─── Excerpt to read

Sodium sulfide weighing 8 g, containing 2.5% impurities, was acted upon by an excess of sulfuric acid solution.

Sodium sulfide weighing 8 g, containing 2.5% impurities, was acted upon by an excess of sulfuric acid solution. At the same time, gas with an unpleasant odor was released. Calculate the volume of gas produced.

1. Let’s compose the reaction equation:

Na2S + H2SO4 = Na2SO4 + H2S ↑;

2.find the mass of pure sodium sulfide:

m (Na2S) = w (Na2S) * m (sample);

m (Na2S) = (1 – 0.025) * 8 = 0.975 * 8 = 7.8 g;

3.Calculate the chemical amount of sulfide:

n (Na2S) = m (Na2S): M (Na2S);

M (Na2S) = 2 * 23 + 32 = 78 g / mol;

n (Na2S) = 7.8: 78 = 0.1 mol;

4.Calculate the amount and volume of released hydrogen sulfide:

n (H2S) = n (Na2S) = 0.1 mol;

V (H2S) = n (H2S) * Vm = 0.1 * 22.4 = 2.24 dm3.

Answer: 2.24 dm3.

──────
─── Supplied records

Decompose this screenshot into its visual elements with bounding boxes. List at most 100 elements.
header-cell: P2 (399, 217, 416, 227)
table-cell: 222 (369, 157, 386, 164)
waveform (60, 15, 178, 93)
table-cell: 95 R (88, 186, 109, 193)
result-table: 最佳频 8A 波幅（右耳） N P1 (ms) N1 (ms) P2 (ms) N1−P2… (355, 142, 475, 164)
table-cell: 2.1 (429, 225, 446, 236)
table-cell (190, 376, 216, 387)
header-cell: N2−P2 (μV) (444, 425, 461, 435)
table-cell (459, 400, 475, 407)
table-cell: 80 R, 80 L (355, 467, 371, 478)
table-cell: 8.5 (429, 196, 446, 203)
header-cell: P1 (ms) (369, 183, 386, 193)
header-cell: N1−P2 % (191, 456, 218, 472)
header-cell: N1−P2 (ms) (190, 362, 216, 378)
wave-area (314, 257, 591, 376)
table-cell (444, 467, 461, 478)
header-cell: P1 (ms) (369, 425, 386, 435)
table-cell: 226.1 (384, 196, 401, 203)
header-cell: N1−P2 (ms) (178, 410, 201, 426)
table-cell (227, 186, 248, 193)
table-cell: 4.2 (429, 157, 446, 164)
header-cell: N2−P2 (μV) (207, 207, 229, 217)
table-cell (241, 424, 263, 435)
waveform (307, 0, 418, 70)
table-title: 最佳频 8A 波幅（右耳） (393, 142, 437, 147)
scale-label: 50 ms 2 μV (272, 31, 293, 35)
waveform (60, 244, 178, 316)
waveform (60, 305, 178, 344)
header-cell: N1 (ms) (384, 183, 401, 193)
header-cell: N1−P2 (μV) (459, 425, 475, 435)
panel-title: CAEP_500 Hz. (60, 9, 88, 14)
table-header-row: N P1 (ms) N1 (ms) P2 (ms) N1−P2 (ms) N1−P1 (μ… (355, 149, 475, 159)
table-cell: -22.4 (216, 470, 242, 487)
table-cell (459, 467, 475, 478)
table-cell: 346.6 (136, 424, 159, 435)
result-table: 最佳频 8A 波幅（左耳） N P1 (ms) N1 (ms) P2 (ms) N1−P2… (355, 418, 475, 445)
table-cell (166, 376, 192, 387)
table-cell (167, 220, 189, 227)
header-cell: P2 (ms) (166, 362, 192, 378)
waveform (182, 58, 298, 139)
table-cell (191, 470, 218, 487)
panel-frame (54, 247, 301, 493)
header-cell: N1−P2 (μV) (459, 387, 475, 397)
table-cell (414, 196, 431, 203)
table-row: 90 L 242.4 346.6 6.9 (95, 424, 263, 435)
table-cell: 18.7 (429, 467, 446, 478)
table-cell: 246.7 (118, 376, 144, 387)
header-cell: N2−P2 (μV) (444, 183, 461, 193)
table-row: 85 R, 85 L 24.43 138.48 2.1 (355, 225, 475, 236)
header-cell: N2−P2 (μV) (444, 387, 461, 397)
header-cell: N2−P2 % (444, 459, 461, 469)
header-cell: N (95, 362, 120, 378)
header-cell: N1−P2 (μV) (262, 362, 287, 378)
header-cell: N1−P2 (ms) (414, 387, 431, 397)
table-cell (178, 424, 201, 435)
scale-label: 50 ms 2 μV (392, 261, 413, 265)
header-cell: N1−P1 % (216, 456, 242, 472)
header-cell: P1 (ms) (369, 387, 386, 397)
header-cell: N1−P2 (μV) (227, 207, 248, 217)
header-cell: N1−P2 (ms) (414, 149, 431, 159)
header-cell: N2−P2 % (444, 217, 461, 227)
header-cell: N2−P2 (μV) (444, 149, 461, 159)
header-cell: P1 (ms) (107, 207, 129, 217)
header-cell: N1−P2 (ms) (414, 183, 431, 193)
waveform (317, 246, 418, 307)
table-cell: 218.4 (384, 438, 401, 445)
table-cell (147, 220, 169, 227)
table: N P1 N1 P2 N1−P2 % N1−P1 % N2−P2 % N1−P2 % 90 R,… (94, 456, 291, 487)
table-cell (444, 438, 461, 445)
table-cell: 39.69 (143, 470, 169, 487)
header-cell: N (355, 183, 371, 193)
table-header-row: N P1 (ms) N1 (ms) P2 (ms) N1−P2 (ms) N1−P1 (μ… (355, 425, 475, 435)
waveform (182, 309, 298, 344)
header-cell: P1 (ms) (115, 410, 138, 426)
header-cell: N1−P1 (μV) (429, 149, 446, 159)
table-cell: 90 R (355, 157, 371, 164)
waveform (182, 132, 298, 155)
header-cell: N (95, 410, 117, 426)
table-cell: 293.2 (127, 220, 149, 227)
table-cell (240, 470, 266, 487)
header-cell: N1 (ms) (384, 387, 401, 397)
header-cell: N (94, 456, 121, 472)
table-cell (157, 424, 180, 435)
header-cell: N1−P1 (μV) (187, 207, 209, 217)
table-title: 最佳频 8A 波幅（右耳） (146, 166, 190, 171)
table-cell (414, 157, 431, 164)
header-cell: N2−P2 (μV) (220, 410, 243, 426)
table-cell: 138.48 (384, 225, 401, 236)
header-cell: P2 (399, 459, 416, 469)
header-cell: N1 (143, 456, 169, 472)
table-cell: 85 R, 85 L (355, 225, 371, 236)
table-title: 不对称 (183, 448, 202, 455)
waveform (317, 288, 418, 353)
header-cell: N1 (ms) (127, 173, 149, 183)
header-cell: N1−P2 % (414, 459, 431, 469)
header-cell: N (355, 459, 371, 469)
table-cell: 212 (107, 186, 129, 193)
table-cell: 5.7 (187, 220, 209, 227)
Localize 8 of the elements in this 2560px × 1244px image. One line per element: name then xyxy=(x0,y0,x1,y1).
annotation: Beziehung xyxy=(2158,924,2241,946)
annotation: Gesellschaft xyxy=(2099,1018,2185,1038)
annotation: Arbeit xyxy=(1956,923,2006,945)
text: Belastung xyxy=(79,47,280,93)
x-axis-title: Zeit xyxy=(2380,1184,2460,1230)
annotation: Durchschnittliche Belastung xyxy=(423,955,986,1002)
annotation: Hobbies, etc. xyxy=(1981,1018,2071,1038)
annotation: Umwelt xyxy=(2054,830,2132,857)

──────

▶ _Your tasks_
1 - Write out the passage of the sodium sulfide problem from "4.Calculate the amount" up to and including "Answer: 2.24 dm3.".
2 - List every chemical formula in the reaction equation of the sodium sulfide problem.

▶ _Answers per task_
1 -
4.Calculate the amount and volume of released hydrogen sulfide:

n (H2S) = n (Na2S) = 0.1 mol;

V (H2S) = n (H2S) * Vm = 0.1 * 22.4 = 2.24 dm3.

Answer: 2.24 dm3.

2 - Na2S, H2SO4, Na2SO4, H2S